Report back each line of the records that contains the string "verde".

=== PROVIDED MATERIAL ===

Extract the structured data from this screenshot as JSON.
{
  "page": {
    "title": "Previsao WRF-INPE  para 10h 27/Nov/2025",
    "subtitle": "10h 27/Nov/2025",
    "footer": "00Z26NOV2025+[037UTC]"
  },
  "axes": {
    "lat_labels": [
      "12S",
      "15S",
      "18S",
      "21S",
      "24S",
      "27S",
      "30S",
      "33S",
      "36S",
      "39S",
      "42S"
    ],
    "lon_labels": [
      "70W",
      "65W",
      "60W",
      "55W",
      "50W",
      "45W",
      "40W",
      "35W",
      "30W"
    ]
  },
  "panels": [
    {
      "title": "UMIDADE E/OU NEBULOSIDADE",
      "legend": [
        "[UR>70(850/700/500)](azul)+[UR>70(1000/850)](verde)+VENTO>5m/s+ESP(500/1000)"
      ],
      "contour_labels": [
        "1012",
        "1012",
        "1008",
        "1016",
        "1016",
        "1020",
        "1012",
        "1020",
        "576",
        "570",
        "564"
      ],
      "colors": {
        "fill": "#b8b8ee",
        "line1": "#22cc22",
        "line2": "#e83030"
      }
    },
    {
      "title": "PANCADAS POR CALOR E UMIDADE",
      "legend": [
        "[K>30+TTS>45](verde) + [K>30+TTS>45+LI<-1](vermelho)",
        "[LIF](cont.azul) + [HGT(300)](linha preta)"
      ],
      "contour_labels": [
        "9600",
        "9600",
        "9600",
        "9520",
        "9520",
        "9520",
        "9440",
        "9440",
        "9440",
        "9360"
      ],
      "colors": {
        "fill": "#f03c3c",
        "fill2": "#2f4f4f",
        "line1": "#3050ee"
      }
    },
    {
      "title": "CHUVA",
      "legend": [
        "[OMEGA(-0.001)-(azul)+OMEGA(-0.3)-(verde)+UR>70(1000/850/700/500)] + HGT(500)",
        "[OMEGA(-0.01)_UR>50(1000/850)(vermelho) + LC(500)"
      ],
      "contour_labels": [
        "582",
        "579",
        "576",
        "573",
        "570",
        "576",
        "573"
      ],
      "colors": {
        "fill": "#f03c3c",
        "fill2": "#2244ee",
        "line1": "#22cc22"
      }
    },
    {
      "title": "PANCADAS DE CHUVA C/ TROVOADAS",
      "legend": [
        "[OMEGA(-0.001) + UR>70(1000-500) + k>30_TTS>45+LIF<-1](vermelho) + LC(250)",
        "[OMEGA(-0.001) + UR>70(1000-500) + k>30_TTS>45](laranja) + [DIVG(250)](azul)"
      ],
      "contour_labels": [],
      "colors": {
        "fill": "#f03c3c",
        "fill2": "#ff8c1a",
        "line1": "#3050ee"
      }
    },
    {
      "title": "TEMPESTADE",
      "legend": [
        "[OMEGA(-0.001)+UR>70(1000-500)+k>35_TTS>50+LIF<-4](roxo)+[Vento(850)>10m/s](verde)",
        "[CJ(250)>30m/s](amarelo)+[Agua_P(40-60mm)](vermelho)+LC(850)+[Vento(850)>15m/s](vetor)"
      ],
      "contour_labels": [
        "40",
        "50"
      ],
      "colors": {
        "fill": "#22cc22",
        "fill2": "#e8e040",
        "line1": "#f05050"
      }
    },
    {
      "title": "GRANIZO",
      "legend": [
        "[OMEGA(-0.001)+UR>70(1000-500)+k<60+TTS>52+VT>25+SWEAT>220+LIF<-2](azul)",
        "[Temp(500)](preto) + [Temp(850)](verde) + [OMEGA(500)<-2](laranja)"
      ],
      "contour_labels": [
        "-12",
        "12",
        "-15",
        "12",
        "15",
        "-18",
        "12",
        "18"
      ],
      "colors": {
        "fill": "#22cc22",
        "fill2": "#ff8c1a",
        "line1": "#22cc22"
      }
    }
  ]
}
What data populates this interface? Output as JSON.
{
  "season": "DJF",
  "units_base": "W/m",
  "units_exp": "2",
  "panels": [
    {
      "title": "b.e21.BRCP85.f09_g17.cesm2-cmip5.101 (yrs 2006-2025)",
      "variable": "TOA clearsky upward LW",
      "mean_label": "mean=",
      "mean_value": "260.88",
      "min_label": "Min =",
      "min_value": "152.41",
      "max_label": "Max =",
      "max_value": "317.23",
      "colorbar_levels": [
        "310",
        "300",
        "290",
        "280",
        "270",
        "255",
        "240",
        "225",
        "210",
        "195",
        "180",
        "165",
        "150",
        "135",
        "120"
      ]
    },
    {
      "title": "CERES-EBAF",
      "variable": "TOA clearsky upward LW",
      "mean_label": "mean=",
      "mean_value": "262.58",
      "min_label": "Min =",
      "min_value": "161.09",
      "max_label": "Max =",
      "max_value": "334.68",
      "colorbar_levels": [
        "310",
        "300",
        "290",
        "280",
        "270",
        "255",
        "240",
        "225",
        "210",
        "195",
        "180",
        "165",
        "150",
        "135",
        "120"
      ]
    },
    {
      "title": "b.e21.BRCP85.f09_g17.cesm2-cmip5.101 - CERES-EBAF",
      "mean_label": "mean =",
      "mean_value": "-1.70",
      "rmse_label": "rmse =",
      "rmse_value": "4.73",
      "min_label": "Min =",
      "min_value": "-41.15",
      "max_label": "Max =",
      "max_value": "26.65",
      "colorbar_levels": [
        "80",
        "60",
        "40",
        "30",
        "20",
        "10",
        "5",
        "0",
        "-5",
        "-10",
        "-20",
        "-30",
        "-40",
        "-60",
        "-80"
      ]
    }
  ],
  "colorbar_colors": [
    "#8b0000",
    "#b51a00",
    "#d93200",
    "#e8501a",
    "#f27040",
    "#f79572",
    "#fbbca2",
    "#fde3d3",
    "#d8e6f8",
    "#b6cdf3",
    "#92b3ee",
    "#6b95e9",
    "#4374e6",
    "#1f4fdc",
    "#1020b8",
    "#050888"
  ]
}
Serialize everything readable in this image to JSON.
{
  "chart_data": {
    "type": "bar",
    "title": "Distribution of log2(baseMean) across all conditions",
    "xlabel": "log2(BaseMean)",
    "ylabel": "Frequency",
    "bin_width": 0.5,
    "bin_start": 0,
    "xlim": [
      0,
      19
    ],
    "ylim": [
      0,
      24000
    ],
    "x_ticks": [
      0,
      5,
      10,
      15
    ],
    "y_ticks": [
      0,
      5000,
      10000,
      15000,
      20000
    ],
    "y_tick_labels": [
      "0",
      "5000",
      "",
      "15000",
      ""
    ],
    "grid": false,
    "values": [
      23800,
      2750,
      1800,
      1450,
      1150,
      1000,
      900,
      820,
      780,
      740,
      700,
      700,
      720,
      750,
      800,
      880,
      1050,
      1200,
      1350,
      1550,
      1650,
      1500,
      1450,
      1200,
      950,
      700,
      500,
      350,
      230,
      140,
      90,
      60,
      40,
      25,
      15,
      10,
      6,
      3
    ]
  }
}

===

→ ANSWER
        "[UR>70(850/700/500)](azul)+[UR>70(1000/850)](verde)+VENTO>5m/s+ESP(500/1000)"
        "[K>30+TTS>45](verde) + [K>30+TTS>45+LI<-1](vermelho)",
        "[OMEGA(-0.001)-(azul)+OMEGA(-0.3)-(verde)+UR>70(1000/850/700/500)] + HGT(500)",
        "[OMEGA(-0.001)+UR>70(1000-500)+k>35_TTS>50+LIF<-4](roxo)+[Vento(850)>10m/s](verde)",
        "[Temp(500)](preto) + [Temp(850)](verde) + [OMEGA(500)<-2](laranja)"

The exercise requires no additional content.